## OBJECTIVE
Search the material for the word "title" and report each line where it turns up.
-- start --
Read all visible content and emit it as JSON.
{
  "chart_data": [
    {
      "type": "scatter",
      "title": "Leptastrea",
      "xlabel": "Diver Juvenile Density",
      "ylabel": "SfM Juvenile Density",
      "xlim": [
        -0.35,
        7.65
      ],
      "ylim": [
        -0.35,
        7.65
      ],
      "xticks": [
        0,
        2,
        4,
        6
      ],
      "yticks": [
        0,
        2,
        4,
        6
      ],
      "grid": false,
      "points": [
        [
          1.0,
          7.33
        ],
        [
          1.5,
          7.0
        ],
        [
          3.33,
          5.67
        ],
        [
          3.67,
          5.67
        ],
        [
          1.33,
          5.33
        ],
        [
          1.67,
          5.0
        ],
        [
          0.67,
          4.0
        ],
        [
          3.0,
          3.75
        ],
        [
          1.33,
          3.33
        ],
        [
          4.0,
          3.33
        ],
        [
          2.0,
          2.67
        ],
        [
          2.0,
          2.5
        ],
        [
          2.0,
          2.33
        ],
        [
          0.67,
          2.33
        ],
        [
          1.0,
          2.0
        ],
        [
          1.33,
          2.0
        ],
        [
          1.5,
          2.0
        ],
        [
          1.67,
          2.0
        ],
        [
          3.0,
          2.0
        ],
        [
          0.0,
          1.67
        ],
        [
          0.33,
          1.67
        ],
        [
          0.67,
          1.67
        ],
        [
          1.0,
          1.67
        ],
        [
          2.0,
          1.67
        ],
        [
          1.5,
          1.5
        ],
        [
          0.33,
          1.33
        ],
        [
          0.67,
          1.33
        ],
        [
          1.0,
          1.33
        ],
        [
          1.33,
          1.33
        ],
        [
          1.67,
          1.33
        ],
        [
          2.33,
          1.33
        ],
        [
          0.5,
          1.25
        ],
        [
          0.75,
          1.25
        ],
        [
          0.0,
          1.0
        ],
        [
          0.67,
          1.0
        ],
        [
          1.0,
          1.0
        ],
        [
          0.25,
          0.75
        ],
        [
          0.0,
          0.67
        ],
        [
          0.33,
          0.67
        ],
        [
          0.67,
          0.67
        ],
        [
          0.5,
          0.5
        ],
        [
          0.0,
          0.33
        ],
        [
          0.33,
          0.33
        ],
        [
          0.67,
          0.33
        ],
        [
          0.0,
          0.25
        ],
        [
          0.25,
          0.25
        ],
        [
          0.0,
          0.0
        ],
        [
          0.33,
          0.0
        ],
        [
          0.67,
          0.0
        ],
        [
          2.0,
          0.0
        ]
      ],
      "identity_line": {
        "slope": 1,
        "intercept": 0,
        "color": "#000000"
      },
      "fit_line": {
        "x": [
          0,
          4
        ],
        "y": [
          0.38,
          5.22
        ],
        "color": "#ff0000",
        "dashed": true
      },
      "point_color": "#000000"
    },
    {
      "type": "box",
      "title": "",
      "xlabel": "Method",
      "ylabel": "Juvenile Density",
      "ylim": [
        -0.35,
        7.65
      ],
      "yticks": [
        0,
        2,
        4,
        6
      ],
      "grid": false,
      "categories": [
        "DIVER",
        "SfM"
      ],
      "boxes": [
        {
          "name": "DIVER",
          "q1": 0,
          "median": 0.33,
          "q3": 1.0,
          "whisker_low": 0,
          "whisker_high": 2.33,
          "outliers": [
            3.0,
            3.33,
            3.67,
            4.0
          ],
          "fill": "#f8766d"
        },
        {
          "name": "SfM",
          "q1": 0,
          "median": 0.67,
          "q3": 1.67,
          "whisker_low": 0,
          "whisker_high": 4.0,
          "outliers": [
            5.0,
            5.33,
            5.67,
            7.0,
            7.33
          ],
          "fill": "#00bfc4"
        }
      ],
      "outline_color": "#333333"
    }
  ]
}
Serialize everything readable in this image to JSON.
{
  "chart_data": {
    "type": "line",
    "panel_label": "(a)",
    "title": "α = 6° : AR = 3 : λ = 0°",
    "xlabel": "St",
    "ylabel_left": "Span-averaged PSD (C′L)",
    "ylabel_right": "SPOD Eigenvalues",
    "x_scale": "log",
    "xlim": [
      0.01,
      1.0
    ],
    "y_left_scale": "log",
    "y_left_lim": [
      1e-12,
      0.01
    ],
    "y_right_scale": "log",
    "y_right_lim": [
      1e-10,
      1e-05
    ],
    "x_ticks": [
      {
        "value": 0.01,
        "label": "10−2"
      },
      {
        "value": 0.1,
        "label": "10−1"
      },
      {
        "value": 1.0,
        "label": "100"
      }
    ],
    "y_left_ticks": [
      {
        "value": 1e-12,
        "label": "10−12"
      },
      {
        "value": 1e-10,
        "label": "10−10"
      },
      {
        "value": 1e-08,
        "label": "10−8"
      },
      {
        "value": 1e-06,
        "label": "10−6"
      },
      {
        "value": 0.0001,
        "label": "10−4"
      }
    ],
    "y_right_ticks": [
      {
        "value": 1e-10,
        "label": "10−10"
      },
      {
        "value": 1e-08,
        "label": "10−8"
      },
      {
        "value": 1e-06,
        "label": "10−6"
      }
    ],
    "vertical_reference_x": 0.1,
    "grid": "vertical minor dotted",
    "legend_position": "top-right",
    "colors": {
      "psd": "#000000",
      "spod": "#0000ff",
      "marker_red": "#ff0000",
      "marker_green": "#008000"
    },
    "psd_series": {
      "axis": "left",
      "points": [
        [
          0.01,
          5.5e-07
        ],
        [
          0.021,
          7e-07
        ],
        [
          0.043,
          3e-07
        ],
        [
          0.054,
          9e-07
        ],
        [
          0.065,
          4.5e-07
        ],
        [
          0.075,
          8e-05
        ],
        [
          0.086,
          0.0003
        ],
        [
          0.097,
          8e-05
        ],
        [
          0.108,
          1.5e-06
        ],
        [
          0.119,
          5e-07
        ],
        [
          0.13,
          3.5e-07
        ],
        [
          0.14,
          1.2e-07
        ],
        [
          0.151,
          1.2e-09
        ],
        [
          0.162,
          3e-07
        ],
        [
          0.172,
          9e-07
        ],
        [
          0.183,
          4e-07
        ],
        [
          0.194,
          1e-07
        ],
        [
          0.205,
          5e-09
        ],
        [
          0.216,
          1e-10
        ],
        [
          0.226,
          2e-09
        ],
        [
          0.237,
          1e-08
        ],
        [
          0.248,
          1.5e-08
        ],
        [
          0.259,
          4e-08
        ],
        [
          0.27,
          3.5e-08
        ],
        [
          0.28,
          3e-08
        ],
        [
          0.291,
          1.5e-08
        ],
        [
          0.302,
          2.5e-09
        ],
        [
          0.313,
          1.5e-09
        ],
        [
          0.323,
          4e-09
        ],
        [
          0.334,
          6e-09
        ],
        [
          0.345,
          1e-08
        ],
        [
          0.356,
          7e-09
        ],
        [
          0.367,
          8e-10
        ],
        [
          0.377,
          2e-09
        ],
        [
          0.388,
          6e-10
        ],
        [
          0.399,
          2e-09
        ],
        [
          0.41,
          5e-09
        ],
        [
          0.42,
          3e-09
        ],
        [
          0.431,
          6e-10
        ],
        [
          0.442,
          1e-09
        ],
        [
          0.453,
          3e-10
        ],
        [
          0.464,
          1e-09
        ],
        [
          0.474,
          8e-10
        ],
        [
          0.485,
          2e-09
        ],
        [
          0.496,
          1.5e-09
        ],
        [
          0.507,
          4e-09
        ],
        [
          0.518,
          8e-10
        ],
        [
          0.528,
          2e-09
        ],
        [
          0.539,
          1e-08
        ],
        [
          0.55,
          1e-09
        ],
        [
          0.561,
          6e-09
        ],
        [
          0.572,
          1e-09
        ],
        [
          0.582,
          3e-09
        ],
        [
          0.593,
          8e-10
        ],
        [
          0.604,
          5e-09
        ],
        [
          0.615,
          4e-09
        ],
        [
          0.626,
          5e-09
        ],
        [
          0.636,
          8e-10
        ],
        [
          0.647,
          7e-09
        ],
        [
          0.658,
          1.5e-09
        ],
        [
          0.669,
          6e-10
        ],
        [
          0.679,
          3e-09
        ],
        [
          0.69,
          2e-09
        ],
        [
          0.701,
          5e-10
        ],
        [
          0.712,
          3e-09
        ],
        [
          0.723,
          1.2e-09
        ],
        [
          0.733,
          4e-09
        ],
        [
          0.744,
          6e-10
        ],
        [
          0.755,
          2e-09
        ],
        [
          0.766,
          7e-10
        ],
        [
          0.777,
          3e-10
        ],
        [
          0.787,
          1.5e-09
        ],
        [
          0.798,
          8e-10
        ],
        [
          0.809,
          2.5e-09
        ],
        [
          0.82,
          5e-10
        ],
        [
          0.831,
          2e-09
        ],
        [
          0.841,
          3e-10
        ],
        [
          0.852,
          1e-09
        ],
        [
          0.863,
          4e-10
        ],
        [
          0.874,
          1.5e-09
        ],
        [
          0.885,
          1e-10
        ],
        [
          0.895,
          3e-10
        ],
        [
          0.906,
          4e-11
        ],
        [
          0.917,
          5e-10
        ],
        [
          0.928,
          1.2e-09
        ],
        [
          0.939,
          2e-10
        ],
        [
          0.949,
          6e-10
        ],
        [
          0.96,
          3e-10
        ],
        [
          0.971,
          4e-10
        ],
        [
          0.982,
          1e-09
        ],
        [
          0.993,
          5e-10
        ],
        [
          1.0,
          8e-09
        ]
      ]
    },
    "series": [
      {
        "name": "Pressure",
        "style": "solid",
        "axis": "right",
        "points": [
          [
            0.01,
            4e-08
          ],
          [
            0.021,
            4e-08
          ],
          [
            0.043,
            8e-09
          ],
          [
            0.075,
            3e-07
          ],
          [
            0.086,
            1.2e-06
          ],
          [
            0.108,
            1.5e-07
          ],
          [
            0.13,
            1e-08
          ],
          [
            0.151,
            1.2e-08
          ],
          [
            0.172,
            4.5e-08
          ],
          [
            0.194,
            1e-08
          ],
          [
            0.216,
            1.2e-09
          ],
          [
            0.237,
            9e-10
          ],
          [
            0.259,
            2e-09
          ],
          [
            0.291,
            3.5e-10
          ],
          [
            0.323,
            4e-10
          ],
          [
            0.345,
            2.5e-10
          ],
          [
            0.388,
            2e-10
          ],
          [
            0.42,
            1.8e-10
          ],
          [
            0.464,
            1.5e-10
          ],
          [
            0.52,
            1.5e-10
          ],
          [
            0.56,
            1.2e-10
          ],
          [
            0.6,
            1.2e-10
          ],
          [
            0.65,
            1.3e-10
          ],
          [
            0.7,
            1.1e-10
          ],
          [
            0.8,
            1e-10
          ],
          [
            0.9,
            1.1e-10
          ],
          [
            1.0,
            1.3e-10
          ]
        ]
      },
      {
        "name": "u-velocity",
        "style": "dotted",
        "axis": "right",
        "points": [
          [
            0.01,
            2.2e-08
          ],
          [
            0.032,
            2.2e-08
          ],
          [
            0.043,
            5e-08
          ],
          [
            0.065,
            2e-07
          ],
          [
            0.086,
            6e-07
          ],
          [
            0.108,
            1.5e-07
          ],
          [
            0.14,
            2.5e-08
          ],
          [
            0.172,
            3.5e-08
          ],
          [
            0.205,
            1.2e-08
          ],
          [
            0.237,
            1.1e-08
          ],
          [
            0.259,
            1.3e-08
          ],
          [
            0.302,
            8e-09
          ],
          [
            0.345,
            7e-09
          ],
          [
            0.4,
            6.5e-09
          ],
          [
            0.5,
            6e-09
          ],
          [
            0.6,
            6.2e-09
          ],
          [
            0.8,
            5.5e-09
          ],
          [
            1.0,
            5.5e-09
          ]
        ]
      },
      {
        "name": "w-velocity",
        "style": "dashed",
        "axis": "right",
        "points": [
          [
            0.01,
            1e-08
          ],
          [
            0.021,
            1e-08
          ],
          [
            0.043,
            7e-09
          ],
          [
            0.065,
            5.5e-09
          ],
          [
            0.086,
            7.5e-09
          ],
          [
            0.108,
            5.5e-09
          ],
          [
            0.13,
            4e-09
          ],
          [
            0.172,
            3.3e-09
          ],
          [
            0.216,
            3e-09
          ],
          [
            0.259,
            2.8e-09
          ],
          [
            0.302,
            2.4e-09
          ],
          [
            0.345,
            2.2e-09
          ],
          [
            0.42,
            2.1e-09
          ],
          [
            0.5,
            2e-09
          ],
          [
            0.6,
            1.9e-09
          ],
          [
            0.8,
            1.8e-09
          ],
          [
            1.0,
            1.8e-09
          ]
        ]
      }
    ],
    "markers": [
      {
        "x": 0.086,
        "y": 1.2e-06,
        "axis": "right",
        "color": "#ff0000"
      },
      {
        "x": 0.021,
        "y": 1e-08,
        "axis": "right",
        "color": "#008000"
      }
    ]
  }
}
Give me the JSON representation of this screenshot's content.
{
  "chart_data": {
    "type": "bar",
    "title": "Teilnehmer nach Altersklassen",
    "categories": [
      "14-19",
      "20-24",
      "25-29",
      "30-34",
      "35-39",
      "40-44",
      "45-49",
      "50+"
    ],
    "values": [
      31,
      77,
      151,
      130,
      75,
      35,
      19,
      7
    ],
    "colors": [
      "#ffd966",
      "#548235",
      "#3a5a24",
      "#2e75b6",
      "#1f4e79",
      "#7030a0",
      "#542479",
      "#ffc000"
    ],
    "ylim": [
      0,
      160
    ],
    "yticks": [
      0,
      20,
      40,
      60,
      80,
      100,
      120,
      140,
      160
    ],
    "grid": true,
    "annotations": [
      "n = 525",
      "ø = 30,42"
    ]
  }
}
-- end --
## ANSWER FOR THE TASK
      "title": "Leptastrea",
      "title": "",
    "title": "α = 6° : AR = 3 : λ = 0°",
    "title": "Teilnehmer nach Altersklassen",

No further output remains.